Excerpts from a figure dataset:

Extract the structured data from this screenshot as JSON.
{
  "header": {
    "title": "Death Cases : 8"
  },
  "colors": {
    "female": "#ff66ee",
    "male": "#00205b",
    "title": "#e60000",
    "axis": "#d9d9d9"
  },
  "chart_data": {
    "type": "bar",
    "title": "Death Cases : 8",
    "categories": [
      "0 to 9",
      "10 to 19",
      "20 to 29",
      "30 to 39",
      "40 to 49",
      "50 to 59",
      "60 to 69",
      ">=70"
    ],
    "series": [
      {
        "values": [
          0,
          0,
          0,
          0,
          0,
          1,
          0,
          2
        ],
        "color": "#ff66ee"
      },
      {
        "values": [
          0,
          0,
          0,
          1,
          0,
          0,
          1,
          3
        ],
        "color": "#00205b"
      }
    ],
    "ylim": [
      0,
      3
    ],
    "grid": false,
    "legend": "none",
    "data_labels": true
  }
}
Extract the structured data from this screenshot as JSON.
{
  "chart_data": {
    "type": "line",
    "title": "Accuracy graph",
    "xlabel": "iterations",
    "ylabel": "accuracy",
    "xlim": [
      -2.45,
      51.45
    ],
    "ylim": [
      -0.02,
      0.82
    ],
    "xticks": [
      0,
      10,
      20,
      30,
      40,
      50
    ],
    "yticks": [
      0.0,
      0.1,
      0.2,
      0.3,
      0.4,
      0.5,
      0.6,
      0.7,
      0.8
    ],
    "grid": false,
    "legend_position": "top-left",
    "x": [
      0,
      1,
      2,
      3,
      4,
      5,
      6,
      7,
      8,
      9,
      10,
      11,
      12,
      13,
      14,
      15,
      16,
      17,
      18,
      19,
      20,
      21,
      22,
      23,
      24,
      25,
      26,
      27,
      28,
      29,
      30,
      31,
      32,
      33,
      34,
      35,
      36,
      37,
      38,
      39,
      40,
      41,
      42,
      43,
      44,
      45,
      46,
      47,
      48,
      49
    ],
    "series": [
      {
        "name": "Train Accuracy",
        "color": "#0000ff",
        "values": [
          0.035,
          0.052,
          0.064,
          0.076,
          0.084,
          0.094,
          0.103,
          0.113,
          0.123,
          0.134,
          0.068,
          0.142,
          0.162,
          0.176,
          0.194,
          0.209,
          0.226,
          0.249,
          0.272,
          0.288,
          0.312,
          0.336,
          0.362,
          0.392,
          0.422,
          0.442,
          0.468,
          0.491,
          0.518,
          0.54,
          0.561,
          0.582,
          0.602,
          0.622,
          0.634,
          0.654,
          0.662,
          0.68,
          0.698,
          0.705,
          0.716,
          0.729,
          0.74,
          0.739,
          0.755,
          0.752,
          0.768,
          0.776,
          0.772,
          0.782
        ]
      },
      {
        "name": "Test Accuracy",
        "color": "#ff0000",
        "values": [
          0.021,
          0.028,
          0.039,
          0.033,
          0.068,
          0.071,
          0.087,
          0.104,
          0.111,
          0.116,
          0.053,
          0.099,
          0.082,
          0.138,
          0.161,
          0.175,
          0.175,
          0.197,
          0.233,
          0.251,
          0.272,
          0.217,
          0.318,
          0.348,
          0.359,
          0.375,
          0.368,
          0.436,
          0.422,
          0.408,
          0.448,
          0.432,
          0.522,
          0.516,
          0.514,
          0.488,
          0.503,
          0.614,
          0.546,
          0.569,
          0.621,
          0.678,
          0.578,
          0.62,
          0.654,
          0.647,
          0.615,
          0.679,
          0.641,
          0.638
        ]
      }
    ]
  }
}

*WHAT IS EXPECTED:*
Type out all of the material again, word for word.

*FINISHED EXERCISE:*
Extract the structured data from this screenshot as JSON.
{
  "header": {
    "title": "Death Cases : 8"
  },
  "colors": {
    "female": "#ff66ee",
    "male": "#00205b",
    "title": "#e60000",
    "axis": "#d9d9d9"
  },
  "chart_data": {
    "type": "bar",
    "title": "Death Cases : 8",
    "categories": [
      "0 to 9",
      "10 to 19",
      "20 to 29",
      "30 to 39",
      "40 to 49",
      "50 to 59",
      "60 to 69",
      ">=70"
    ],
    "series": [
      {
        "values": [
          0,
          0,
          0,
          0,
          0,
          1,
          0,
          2
        ],
        "color": "#ff66ee"
      },
      {
        "values": [
          0,
          0,
          0,
          1,
          0,
          0,
          1,
          3
        ],
        "color": "#00205b"
      }
    ],
    "ylim": [
      0,
      3
    ],
    "grid": false,
    "legend": "none",
    "data_labels": true
  }
}
Extract the structured data from this screenshot as JSON.
{
  "chart_data": {
    "type": "line",
    "title": "Accuracy graph",
    "xlabel": "iterations",
    "ylabel": "accuracy",
    "xlim": [
      -2.45,
      51.45
    ],
    "ylim": [
      -0.02,
      0.82
    ],
    "xticks": [
      0,
      10,
      20,
      30,
      40,
      50
    ],
    "yticks": [
      0.0,
      0.1,
      0.2,
      0.3,
      0.4,
      0.5,
      0.6,
      0.7,
      0.8
    ],
    "grid": false,
    "legend_position": "top-left",
    "x": [
      0,
      1,
      2,
      3,
      4,
      5,
      6,
      7,
      8,
      9,
      10,
      11,
      12,
      13,
      14,
      15,
      16,
      17,
      18,
      19,
      20,
      21,
      22,
      23,
      24,
      25,
      26,
      27,
      28,
      29,
      30,
      31,
      32,
      33,
      34,
      35,
      36,
      37,
      38,
      39,
      40,
      41,
      42,
      43,
      44,
      45,
      46,
      47,
      48,
      49
    ],
    "series": [
      {
        "name": "Train Accuracy",
        "color": "#0000ff",
        "values": [
          0.035,
          0.052,
          0.064,
          0.076,
          0.084,
          0.094,
          0.103,
          0.113,
          0.123,
          0.134,
          0.068,
          0.142,
          0.162,
          0.176,
          0.194,
          0.209,
          0.226,
          0.249,
          0.272,
          0.288,
          0.312,
          0.336,
          0.362,
          0.392,
          0.422,
          0.442,
          0.468,
          0.491,
          0.518,
          0.54,
          0.561,
          0.582,
          0.602,
          0.622,
          0.634,
          0.654,
          0.662,
          0.68,
          0.698,
          0.705,
          0.716,
          0.729,
          0.74,
          0.739,
          0.755,
          0.752,
          0.768,
          0.776,
          0.772,
          0.782
        ]
      },
      {
        "name": "Test Accuracy",
        "color": "#ff0000",
        "values": [
          0.021,
          0.028,
          0.039,
          0.033,
          0.068,
          0.071,
          0.087,
          0.104,
          0.111,
          0.116,
          0.053,
          0.099,
          0.082,
          0.138,
          0.161,
          0.175,
          0.175,
          0.197,
          0.233,
          0.251,
          0.272,
          0.217,
          0.318,
          0.348,
          0.359,
          0.375,
          0.368,
          0.436,
          0.422,
          0.408,
          0.448,
          0.432,
          0.522,
          0.516,
          0.514,
          0.488,
          0.503,
          0.614,
          0.546,
          0.569,
          0.621,
          0.678,
          0.578,
          0.62,
          0.654,
          0.647,
          0.615,
          0.679,
          0.641,
          0.638
        ]
      }
    ]
  }
}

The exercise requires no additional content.